• _Aim_:
Find the lines containing "судебного" and say how many there are, with no other words.

Extracted data entries:
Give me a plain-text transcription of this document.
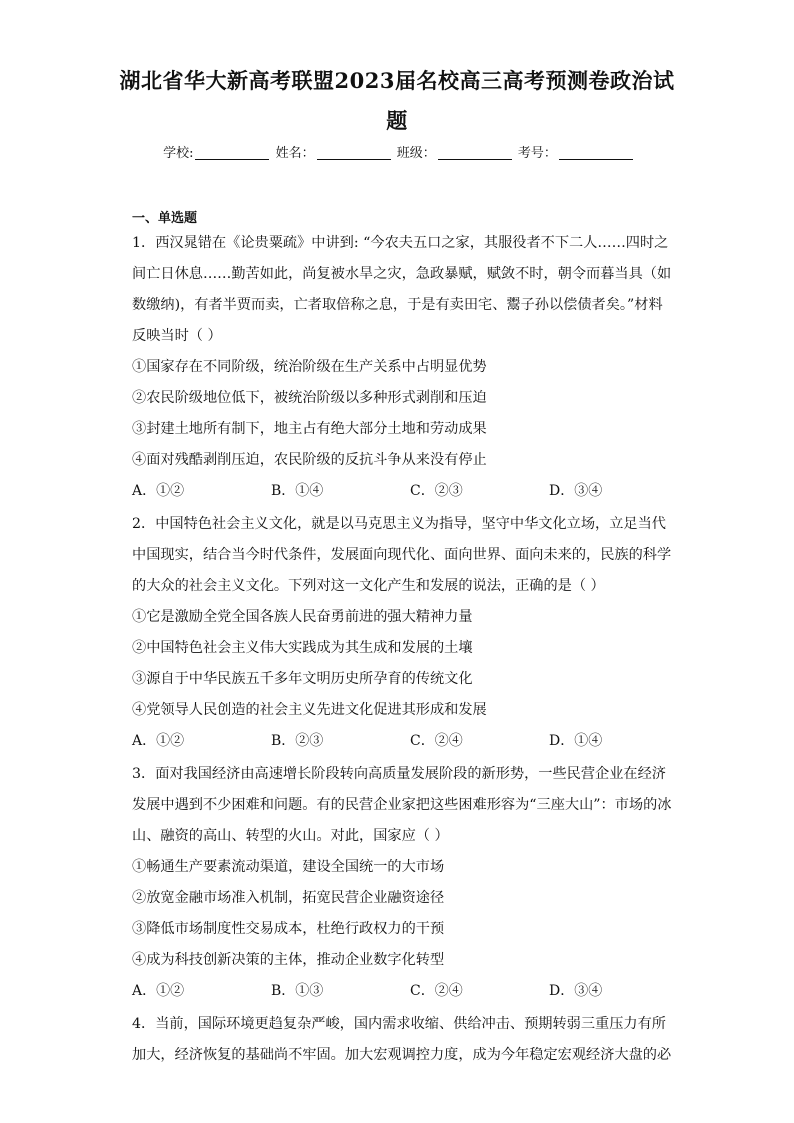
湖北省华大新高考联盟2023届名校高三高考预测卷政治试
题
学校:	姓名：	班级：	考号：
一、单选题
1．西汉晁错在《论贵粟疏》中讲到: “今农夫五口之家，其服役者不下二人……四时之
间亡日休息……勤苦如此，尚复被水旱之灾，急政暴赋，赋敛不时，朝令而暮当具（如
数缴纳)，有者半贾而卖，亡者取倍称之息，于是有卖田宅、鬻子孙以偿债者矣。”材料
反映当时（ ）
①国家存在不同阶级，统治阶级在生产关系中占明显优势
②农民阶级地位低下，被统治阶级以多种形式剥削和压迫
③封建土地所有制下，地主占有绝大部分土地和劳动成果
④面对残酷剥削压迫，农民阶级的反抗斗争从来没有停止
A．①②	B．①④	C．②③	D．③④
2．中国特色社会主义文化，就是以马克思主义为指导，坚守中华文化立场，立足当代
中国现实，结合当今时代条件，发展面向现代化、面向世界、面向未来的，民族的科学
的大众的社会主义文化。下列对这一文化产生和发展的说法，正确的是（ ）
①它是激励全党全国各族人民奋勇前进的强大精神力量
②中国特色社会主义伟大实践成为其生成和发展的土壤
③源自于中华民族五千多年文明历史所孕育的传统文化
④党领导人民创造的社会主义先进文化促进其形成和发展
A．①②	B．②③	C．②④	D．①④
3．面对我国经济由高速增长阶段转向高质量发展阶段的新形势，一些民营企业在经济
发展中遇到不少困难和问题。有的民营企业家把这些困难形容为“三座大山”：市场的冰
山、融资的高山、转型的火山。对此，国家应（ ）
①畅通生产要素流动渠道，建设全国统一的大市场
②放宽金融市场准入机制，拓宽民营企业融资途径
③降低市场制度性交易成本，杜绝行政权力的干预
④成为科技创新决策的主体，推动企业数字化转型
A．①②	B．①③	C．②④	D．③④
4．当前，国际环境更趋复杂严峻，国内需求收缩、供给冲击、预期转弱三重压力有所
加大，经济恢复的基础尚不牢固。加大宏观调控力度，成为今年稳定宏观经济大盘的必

...

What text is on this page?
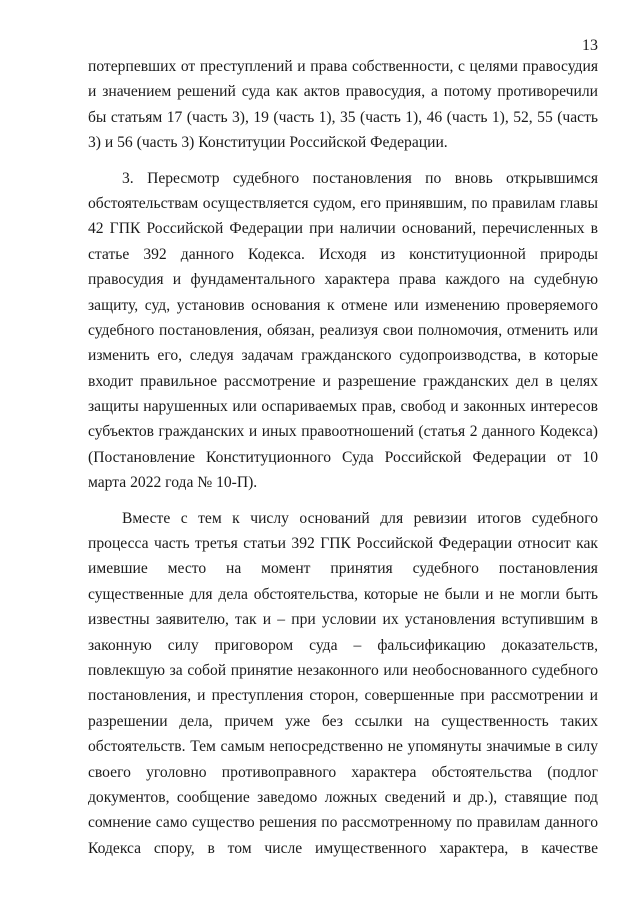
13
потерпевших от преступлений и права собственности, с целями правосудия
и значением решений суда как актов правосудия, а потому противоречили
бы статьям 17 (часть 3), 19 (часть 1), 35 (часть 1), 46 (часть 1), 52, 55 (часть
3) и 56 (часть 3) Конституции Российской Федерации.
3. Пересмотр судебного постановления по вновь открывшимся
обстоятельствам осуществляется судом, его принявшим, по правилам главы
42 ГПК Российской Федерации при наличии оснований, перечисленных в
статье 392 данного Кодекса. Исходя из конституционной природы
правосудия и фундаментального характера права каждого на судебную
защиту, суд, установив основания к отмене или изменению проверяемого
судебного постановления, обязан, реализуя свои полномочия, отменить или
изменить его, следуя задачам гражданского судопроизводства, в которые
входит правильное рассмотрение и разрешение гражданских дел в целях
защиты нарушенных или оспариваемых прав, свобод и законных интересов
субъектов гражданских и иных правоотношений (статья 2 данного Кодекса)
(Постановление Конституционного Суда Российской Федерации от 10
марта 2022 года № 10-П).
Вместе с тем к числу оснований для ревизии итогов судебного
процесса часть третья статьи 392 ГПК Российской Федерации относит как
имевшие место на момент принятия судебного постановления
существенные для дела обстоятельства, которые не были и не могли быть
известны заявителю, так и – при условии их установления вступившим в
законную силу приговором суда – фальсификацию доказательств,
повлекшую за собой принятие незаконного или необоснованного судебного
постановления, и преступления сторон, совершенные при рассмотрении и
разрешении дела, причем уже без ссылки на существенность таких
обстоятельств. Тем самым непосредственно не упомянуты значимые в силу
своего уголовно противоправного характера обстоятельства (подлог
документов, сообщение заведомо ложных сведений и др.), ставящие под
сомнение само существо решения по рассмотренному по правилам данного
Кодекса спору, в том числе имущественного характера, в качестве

• _Response to this task_:
5